> **WRITTEN EXERCISE**
Quote all of the data below exactly, please.

■ ■ ■ ■ ■

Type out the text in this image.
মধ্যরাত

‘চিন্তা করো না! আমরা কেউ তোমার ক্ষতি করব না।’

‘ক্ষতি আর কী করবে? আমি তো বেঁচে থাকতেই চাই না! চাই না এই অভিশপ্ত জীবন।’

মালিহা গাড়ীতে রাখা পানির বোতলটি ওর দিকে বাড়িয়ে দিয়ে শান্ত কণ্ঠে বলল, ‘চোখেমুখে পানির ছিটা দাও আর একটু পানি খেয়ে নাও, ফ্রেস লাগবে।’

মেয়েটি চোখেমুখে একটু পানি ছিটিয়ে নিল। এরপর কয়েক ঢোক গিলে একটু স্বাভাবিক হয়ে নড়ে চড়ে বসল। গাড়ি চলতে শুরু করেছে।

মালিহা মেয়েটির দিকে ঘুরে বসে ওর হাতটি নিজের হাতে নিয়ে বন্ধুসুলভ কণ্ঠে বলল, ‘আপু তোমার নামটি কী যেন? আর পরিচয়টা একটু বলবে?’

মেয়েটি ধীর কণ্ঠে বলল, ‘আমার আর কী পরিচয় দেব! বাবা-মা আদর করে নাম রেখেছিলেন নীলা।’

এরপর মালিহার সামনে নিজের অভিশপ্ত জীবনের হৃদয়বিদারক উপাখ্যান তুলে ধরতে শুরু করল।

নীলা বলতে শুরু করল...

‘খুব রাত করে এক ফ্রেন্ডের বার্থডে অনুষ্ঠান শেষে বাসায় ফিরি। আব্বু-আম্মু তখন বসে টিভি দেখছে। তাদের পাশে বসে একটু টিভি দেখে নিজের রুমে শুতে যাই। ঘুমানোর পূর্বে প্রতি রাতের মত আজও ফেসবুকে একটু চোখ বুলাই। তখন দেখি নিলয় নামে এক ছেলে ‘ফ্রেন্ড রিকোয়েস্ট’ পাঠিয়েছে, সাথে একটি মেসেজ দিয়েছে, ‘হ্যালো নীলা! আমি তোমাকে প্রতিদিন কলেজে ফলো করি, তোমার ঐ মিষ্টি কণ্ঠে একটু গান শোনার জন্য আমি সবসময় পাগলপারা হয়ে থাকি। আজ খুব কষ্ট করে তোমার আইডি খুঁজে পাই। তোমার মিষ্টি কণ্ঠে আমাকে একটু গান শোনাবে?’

■ ■ ■ ■ ■

> **THE SOLUTION**
Type out the text in this image.
মধ্যরাত

‘চিন্তা করো না! আমরা কেউ তোমার ক্ষতি করব না।’

‘ক্ষতি আর কী করবে? আমি তো বেঁচে থাকতেই চাই না! চাই না এই অভিশপ্ত জীবন।’

মালিহা গাড়ীতে রাখা পানির বোতলটি ওর দিকে বাড়িয়ে দিয়ে শান্ত কণ্ঠে বলল, ‘চোখেমুখে পানির ছিটা দাও আর একটু পানি খেয়ে নাও, ফ্রেস লাগবে।’

মেয়েটি চোখেমুখে একটু পানি ছিটিয়ে নিল। এরপর কয়েক ঢোক গিলে একটু স্বাভাবিক হয়ে নড়ে চড়ে বসল। গাড়ি চলতে শুরু করেছে।

মালিহা মেয়েটির দিকে ঘুরে বসে ওর হাতটি নিজের হাতে নিয়ে বন্ধুসুলভ কণ্ঠে বলল, ‘আপু তোমার নামটি কী যেন? আর পরিচয়টা একটু বলবে?’

মেয়েটি ধীর কণ্ঠে বলল, ‘আমার আর কী পরিচয় দেব! বাবা-মা আদর করে নাম রেখেছিলেন নীলা।’

এরপর মালিহার সামনে নিজের অভিশপ্ত জীবনের হৃদয়বিদারক উপাখ্যান তুলে ধরতে শুরু করল।

নীলা বলতে শুরু করল...

‘খুব রাত করে এক ফ্রেন্ডের বার্থডে অনুষ্ঠান শেষে বাসায় ফিরি। আব্বু-আম্মু তখন বসে টিভি দেখছে। তাদের পাশে বসে একটু টিভি দেখে নিজের রুমে শুতে যাই। ঘুমানোর পূর্বে প্রতি রাতের মত আজও ফেসবুকে একটু চোখ বুলাই। তখন দেখি নিলয় নামে এক ছেলে ‘ফ্রেন্ড রিকোয়েস্ট’ পাঠিয়েছে, সাথে একটি মেসেজ দিয়েছে, ‘হ্যালো নীলা! আমি তোমাকে প্রতিদিন কলেজে ফলো করি, তোমার ঐ মিষ্টি কণ্ঠে একটু গান শোনার জন্য আমি সবসময় পাগলপারা হয়ে থাকি। আজ খুব কষ্ট করে তোমার আইডি খুঁজে পাই। তোমার মিষ্টি কণ্ঠে আমাকে একটু গান শোনাবে?’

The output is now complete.